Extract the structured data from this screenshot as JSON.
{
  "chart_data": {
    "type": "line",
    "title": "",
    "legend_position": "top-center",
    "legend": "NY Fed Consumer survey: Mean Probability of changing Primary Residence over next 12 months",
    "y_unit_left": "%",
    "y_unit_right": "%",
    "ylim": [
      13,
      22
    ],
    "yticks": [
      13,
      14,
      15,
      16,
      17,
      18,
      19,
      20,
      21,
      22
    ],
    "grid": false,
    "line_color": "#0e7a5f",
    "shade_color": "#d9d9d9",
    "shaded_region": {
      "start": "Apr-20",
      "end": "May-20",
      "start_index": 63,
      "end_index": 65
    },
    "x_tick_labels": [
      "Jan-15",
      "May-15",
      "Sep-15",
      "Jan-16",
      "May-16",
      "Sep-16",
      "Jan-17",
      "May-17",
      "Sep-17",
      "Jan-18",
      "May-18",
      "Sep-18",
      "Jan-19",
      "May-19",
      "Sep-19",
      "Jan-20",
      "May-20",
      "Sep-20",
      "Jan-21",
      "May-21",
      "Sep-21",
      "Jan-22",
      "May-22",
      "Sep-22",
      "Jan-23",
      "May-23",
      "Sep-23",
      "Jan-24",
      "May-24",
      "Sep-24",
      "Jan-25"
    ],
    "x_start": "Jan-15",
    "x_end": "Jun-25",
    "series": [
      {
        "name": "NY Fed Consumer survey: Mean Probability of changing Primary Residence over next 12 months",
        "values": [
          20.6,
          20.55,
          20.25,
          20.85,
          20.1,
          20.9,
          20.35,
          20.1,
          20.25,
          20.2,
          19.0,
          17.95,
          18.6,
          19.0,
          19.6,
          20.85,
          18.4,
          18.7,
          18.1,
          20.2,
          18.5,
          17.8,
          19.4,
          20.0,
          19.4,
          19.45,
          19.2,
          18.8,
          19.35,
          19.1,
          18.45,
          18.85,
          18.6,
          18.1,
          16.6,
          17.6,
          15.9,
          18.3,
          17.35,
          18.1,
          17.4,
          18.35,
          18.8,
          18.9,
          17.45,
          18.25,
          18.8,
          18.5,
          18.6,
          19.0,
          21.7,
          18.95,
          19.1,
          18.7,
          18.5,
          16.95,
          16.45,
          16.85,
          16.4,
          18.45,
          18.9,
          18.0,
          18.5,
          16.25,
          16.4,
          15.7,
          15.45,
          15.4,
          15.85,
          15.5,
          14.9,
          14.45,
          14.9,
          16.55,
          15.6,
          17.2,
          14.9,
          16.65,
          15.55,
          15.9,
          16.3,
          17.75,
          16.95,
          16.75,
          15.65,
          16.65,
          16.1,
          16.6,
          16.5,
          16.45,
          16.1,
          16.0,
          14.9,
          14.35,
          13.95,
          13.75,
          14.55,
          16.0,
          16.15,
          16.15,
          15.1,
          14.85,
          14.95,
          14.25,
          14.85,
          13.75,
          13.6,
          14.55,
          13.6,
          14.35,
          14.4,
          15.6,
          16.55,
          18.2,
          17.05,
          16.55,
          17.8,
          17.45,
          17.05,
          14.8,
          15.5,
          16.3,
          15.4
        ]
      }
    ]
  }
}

++++++++++++++++++++

> _STATED PROBLEM_
Retype the records that precede this task, keeping them exactly the same.

> _TASK RESULT_
Extract the structured data from this screenshot as JSON.
{
  "chart_data": {
    "type": "line",
    "title": "",
    "legend_position": "top-center",
    "legend": "NY Fed Consumer survey: Mean Probability of changing Primary Residence over next 12 months",
    "y_unit_left": "%",
    "y_unit_right": "%",
    "ylim": [
      13,
      22
    ],
    "yticks": [
      13,
      14,
      15,
      16,
      17,
      18,
      19,
      20,
      21,
      22
    ],
    "grid": false,
    "line_color": "#0e7a5f",
    "shade_color": "#d9d9d9",
    "shaded_region": {
      "start": "Apr-20",
      "end": "May-20",
      "start_index": 63,
      "end_index": 65
    },
    "x_tick_labels": [
      "Jan-15",
      "May-15",
      "Sep-15",
      "Jan-16",
      "May-16",
      "Sep-16",
      "Jan-17",
      "May-17",
      "Sep-17",
      "Jan-18",
      "May-18",
      "Sep-18",
      "Jan-19",
      "May-19",
      "Sep-19",
      "Jan-20",
      "May-20",
      "Sep-20",
      "Jan-21",
      "May-21",
      "Sep-21",
      "Jan-22",
      "May-22",
      "Sep-22",
      "Jan-23",
      "May-23",
      "Sep-23",
      "Jan-24",
      "May-24",
      "Sep-24",
      "Jan-25"
    ],
    "x_start": "Jan-15",
    "x_end": "Jun-25",
    "series": [
      {
        "name": "NY Fed Consumer survey: Mean Probability of changing Primary Residence over next 12 months",
        "values": [
          20.6,
          20.55,
          20.25,
          20.85,
          20.1,
          20.9,
          20.35,
          20.1,
          20.25,
          20.2,
          19.0,
          17.95,
          18.6,
          19.0,
          19.6,
          20.85,
          18.4,
          18.7,
          18.1,
          20.2,
          18.5,
          17.8,
          19.4,
          20.0,
          19.4,
          19.45,
          19.2,
          18.8,
          19.35,
          19.1,
          18.45,
          18.85,
          18.6,
          18.1,
          16.6,
          17.6,
          15.9,
          18.3,
          17.35,
          18.1,
          17.4,
          18.35,
          18.8,
          18.9,
          17.45,
          18.25,
          18.8,
          18.5,
          18.6,
          19.0,
          21.7,
          18.95,
          19.1,
          18.7,
          18.5,
          16.95,
          16.45,
          16.85,
          16.4,
          18.45,
          18.9,
          18.0,
          18.5,
          16.25,
          16.4,
          15.7,
          15.45,
          15.4,
          15.85,
          15.5,
          14.9,
          14.45,
          14.9,
          16.55,
          15.6,
          17.2,
          14.9,
          16.65,
          15.55,
          15.9,
          16.3,
          17.75,
          16.95,
          16.75,
          15.65,
          16.65,
          16.1,
          16.6,
          16.5,
          16.45,
          16.1,
          16.0,
          14.9,
          14.35,
          13.95,
          13.75,
          14.55,
          16.0,
          16.15,
          16.15,
          15.1,
          14.85,
          14.95,
          14.25,
          14.85,
          13.75,
          13.6,
          14.55,
          13.6,
          14.35,
          14.4,
          15.6,
          16.55,
          18.2,
          17.05,
          16.55,
          17.8,
          17.45,
          17.05,
          14.8,
          15.5,
          16.3,
          15.4
        ]
      }
    ]
  }
}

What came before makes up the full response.